THE REQUEST:
Pull every line containing "Third" from the entries.

· · · ·

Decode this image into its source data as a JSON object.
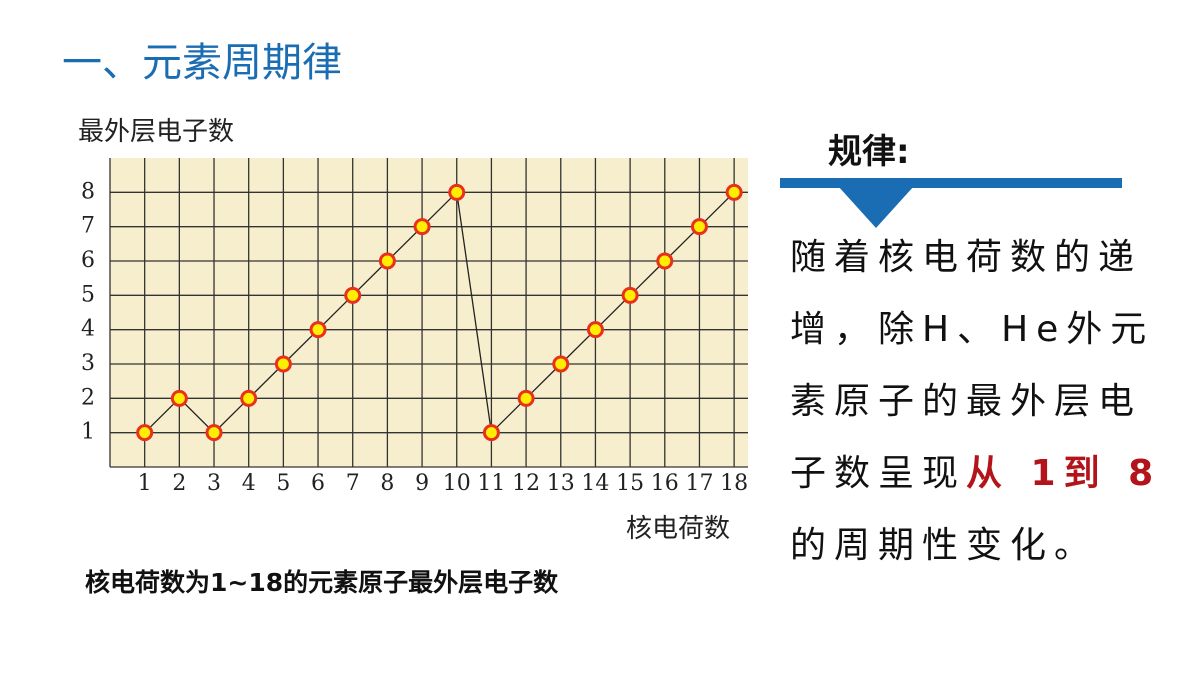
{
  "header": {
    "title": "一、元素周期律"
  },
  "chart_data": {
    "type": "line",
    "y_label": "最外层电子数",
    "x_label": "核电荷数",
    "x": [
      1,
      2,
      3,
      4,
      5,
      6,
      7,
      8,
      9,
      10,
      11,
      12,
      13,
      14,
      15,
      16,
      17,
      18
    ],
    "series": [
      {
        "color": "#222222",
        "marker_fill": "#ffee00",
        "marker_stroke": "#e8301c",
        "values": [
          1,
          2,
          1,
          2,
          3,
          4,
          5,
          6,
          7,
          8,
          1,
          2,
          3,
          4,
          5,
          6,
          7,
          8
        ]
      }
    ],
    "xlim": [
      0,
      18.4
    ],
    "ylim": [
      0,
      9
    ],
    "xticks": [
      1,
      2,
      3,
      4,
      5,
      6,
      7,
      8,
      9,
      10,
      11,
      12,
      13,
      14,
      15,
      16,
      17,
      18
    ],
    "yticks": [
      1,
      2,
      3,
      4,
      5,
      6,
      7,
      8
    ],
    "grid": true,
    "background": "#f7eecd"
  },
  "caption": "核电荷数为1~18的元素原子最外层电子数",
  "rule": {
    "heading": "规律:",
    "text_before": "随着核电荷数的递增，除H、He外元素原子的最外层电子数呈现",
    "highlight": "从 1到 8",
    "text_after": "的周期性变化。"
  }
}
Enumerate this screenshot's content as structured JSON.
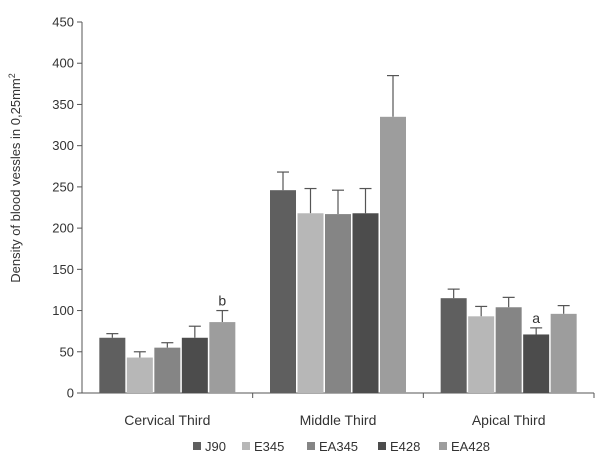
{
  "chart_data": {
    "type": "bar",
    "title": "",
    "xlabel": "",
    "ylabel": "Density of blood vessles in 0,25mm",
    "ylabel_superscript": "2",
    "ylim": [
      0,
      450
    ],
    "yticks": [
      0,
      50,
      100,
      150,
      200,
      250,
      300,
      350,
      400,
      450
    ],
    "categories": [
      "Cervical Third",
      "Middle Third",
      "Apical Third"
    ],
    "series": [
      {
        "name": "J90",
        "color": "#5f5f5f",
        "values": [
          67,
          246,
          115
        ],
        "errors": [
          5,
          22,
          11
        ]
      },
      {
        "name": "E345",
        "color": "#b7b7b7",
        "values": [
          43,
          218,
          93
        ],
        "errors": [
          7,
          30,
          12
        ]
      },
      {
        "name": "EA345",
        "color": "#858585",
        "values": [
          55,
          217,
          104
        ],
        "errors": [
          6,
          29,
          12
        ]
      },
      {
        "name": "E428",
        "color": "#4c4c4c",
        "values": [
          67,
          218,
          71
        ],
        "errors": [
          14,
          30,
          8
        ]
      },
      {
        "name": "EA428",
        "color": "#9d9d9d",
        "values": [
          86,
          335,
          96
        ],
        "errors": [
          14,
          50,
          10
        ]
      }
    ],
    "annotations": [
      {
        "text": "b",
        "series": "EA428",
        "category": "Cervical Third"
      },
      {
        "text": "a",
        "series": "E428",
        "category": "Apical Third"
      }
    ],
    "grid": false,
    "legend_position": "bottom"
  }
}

· · · ·

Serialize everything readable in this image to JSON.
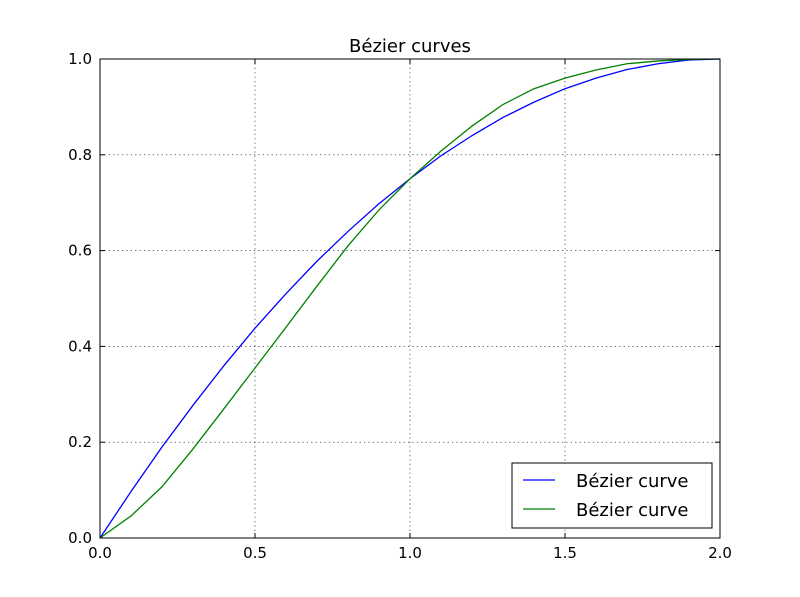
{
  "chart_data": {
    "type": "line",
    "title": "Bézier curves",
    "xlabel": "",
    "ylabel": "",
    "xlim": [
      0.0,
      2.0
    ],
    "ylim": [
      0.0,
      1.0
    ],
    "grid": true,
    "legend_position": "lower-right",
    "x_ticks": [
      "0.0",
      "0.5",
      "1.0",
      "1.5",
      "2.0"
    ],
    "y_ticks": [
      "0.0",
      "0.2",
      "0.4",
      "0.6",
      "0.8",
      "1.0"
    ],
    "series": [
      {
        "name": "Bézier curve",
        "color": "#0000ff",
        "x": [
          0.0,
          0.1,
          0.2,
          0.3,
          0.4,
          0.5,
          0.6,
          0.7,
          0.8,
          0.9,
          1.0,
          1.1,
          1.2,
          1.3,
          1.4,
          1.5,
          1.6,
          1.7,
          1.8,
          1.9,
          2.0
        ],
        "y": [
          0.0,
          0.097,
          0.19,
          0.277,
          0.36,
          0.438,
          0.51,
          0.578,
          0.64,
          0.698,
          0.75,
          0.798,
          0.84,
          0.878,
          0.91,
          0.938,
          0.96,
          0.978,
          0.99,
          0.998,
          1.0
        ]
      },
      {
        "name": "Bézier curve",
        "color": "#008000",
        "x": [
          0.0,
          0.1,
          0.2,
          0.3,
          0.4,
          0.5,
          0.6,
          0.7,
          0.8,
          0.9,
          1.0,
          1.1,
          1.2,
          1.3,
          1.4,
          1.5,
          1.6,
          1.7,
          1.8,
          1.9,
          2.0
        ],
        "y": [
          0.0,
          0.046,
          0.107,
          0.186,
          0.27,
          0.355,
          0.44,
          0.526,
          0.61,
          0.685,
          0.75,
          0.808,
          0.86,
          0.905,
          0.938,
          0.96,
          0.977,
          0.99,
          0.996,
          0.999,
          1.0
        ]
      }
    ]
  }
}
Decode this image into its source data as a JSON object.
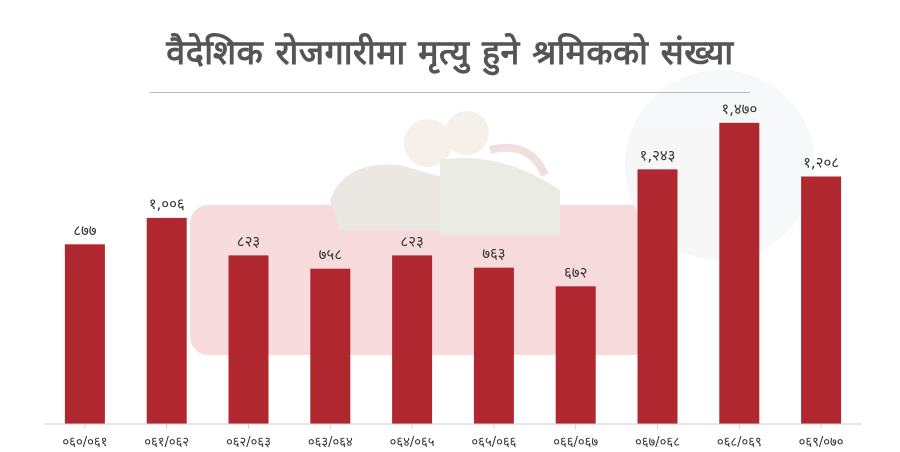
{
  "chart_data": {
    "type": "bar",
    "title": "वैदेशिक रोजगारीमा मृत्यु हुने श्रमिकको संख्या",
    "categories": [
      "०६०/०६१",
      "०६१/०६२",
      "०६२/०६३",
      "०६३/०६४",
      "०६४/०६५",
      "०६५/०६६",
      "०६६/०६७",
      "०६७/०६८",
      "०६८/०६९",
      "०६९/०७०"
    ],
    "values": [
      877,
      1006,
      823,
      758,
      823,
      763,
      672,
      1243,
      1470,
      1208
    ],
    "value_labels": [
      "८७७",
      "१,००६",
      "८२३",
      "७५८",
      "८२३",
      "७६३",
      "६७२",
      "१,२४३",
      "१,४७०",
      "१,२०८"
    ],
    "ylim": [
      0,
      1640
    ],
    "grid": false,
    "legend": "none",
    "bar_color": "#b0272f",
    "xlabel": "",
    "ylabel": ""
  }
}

· · · ·

RESULT OF THE EXERCISE:
      "Cervical Third",
      "Middle Third",
      "Apical Third"
        "category": "Cervical Third"
        "category": "Apical Third"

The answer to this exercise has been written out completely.